Exercise instructions:
Copy every line that mentions the word "Armature".

Supplied data:
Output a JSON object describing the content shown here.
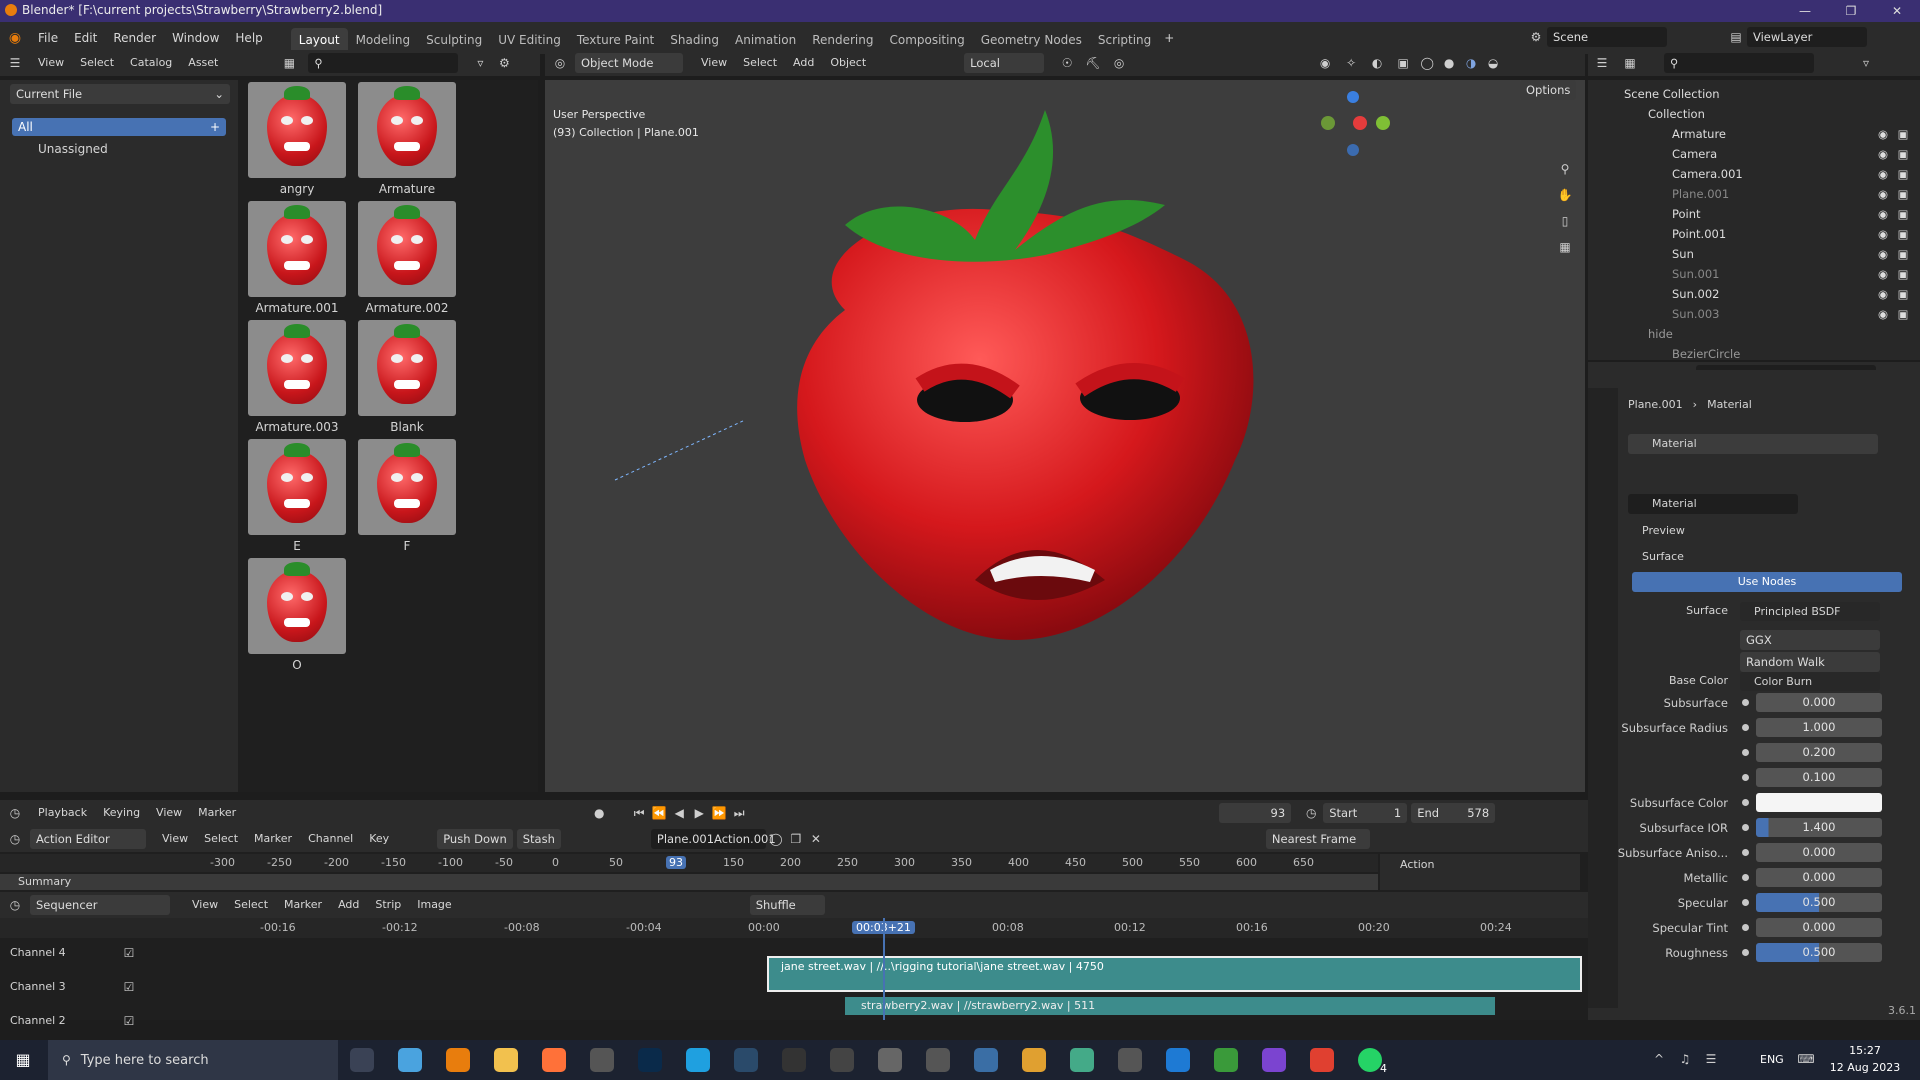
{
  "window": {
    "title": "Blender* [F:\\current projects\\Strawberry\\Strawberry2.blend]"
  },
  "menu": [
    "File",
    "Edit",
    "Render",
    "Window",
    "Help"
  ],
  "workspaces": [
    "Layout",
    "Modeling",
    "Sculpting",
    "UV Editing",
    "Texture Paint",
    "Shading",
    "Animation",
    "Rendering",
    "Compositing",
    "Geometry Nodes",
    "Scripting"
  ],
  "active_workspace": "Layout",
  "scene": "Scene",
  "view_layer": "ViewLayer",
  "asset_browser": {
    "menus": [
      "View",
      "Select",
      "Catalog",
      "Asset"
    ],
    "library": "Current File",
    "catalogs": [
      "All",
      "Unassigned"
    ],
    "assets": [
      "angry",
      "Armature",
      "Armature.001",
      "Armature.002",
      "Armature.003",
      "Blank",
      "E",
      "F",
      "O"
    ]
  },
  "viewport": {
    "mode": "Object Mode",
    "menus": [
      "View",
      "Select",
      "Add",
      "Object"
    ],
    "transform": "Local",
    "options": "Options",
    "overlay_title": "User Perspective",
    "overlay_sub": "(93) Collection | Plane.001"
  },
  "outliner": {
    "root": "Scene Collection",
    "collection": "Collection",
    "items": [
      "Armature",
      "Camera",
      "Camera.001",
      "Plane.001",
      "Point",
      "Point.001",
      "Sun",
      "Sun.001",
      "Sun.002",
      "Sun.003"
    ],
    "hide": "hide",
    "hide_item": "BezierCircle"
  },
  "properties": {
    "breadcrumb_obj": "Plane.001",
    "breadcrumb_mat": "Material",
    "slot": "Material",
    "material_name": "Material",
    "preview": "Preview",
    "surface_panel": "Surface",
    "use_nodes": "Use Nodes",
    "surface_label": "Surface",
    "surface_value": "Principled BSDF",
    "distribution": "GGX",
    "sss_method": "Random Walk",
    "base_color_label": "Base Color",
    "base_color_value": "Color Burn",
    "rows": [
      {
        "label": "Subsurface",
        "value": "0.000"
      },
      {
        "label": "Subsurface Radius",
        "value": "1.000"
      },
      {
        "label": "",
        "value": "0.200"
      },
      {
        "label": "",
        "value": "0.100"
      },
      {
        "label": "Subsurface Color",
        "value": ""
      },
      {
        "label": "Subsurface IOR",
        "value": "1.400"
      },
      {
        "label": "Subsurface Aniso...",
        "value": "0.000"
      },
      {
        "label": "Metallic",
        "value": "0.000"
      },
      {
        "label": "Specular",
        "value": "0.500"
      },
      {
        "label": "Specular Tint",
        "value": "0.000"
      },
      {
        "label": "Roughness",
        "value": "0.500"
      }
    ],
    "version": "3.6.1"
  },
  "playback": {
    "menus": [
      "Playback",
      "Keying",
      "View",
      "Marker"
    ],
    "current_frame": "93",
    "start_label": "Start",
    "start": "1",
    "end_label": "End",
    "end": "578"
  },
  "action_editor": {
    "mode": "Action Editor",
    "menus": [
      "View",
      "Select",
      "Marker",
      "Channel",
      "Key"
    ],
    "push_down": "Push Down",
    "stash": "Stash",
    "action": "Plane.001Action.001",
    "snap": "Nearest Frame",
    "panel": "Action",
    "summary": "Summary",
    "ticks": [
      "-300",
      "-250",
      "-200",
      "-150",
      "-100",
      "-50",
      "0",
      "50",
      "93",
      "150",
      "200",
      "250",
      "300",
      "350",
      "400",
      "450",
      "500",
      "550",
      "600",
      "650"
    ]
  },
  "sequencer": {
    "mode": "Sequencer",
    "menus": [
      "View",
      "Select",
      "Marker",
      "Add",
      "Strip",
      "Image"
    ],
    "shuffle": "Shuffle",
    "ticks": [
      "-00:16",
      "-00:12",
      "-00:08",
      "-00:04",
      "00:00",
      "00:03+21",
      "00:08",
      "00:12",
      "00:16",
      "00:20",
      "00:24"
    ],
    "channels": [
      "Channel 4",
      "Channel 3",
      "Channel 2"
    ],
    "strip1": "jane street.wav | //..\\rigging tutorial\\jane street.wav | 4750",
    "strip2": "strawberry2.wav | //strawberry2.wav | 511"
  },
  "taskbar": {
    "search": "Type here to search",
    "lang": "ENG",
    "time": "15:27",
    "date": "12 Aug 2023",
    "badge": "4"
  }
}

Full output:
      "Armature",
      "Armature.001",
      "Armature.002",
      "Armature.003",
      "Armature",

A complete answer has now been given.